• Description of the task:
From the entries below, copy every line holding the word "text".
** Begin Raw records **
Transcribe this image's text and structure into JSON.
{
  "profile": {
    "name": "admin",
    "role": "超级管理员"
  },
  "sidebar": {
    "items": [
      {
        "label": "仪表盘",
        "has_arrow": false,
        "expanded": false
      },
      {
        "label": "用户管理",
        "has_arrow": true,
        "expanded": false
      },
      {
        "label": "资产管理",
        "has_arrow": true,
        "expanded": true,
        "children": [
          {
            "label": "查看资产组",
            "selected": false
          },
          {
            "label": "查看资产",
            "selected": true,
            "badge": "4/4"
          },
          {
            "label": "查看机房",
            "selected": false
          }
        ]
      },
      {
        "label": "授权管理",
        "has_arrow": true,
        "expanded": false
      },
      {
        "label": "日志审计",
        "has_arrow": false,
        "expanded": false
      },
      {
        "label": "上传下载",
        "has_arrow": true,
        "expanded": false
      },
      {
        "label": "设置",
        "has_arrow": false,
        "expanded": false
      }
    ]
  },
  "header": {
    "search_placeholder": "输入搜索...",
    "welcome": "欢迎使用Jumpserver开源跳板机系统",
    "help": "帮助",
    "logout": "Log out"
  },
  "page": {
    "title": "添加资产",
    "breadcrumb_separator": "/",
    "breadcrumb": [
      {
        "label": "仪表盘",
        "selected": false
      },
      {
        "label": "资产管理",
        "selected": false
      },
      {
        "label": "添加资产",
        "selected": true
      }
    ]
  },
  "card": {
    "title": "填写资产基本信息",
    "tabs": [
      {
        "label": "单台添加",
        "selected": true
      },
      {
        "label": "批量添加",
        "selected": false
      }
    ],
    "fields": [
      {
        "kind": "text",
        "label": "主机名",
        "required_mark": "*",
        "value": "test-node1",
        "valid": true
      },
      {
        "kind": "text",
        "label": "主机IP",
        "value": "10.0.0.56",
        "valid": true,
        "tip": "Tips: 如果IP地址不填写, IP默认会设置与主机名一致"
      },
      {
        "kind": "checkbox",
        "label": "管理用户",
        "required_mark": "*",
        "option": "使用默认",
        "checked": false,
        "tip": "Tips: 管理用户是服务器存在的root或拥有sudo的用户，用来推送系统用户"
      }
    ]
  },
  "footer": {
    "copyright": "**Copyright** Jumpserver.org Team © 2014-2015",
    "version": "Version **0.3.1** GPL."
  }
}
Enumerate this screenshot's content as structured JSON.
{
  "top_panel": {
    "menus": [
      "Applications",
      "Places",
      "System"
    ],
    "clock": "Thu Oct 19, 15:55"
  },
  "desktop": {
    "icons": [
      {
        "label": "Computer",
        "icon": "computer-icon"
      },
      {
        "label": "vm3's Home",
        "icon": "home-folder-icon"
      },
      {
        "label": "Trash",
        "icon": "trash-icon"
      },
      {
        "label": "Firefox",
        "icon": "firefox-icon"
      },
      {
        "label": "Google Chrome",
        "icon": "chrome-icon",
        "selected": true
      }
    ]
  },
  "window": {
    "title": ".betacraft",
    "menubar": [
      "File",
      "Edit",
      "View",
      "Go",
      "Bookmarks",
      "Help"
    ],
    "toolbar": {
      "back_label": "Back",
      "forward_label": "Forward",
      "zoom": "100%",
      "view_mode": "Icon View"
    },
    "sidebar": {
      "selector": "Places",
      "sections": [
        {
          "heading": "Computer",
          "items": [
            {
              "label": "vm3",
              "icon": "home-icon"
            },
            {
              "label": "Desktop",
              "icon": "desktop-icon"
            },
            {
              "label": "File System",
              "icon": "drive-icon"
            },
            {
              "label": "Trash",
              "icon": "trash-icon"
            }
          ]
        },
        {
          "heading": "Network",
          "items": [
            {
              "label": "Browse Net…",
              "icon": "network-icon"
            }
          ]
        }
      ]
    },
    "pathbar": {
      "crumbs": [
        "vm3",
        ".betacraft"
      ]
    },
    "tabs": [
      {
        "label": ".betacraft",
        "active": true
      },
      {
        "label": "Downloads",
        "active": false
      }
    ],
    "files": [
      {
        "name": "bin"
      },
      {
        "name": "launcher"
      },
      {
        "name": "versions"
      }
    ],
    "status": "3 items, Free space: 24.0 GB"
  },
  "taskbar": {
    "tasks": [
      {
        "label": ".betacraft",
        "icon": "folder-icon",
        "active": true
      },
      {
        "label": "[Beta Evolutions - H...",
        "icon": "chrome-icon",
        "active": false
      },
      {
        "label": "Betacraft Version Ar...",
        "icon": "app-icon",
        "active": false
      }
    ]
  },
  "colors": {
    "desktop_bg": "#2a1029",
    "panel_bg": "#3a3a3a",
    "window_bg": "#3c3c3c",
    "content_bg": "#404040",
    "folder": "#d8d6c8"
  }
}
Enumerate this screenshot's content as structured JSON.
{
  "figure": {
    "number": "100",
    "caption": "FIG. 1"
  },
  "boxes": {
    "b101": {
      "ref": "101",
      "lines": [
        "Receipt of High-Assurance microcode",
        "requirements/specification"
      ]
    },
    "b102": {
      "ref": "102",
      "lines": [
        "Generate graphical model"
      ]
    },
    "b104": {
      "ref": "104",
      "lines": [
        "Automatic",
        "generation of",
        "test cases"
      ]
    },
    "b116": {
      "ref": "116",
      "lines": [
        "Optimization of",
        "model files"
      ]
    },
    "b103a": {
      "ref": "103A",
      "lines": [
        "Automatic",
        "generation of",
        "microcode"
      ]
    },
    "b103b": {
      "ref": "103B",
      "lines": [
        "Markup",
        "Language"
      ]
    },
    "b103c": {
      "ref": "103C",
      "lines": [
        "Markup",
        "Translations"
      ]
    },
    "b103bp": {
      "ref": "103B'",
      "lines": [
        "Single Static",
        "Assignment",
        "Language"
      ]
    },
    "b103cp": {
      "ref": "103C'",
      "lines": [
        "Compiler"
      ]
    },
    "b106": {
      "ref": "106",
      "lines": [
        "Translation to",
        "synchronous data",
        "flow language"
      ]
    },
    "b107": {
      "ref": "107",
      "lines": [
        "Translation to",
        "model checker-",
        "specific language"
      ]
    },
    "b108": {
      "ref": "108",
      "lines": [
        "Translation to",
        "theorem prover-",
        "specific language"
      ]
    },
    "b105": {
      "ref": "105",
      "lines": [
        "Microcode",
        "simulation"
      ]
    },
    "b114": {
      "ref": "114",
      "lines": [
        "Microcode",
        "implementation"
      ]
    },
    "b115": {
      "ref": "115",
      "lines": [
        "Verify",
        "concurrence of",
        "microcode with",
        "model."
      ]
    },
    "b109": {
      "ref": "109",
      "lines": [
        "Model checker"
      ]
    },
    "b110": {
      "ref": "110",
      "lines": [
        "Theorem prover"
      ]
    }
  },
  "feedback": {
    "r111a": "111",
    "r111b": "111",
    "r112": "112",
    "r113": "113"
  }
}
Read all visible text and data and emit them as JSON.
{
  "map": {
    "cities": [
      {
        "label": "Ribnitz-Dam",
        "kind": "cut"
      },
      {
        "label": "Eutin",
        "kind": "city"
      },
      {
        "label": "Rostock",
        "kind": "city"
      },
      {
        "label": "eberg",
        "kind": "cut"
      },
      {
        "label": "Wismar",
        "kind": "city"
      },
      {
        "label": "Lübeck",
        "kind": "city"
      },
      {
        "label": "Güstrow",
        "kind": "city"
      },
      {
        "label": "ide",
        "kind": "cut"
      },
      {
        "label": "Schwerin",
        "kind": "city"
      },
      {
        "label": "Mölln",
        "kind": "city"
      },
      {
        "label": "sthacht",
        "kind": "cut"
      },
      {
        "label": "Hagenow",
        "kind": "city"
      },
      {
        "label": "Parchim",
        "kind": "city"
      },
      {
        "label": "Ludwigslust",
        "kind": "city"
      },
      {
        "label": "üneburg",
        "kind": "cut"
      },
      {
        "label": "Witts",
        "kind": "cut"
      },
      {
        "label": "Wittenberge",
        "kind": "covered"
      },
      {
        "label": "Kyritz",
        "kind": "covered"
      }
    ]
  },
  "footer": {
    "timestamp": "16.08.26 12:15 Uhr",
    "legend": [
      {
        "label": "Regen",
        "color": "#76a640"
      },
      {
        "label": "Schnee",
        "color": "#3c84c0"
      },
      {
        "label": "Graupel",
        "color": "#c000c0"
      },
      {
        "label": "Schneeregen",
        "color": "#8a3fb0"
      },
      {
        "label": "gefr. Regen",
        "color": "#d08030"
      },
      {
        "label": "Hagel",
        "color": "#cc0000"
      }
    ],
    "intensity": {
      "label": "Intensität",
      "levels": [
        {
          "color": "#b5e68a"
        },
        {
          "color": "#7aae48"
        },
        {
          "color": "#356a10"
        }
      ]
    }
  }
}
** End Raw records **
• Answer:
Transcribe this image's text and structure into JSON.
        "kind": "text",
        "kind": "text",
Read all visible text and data and emit them as JSON.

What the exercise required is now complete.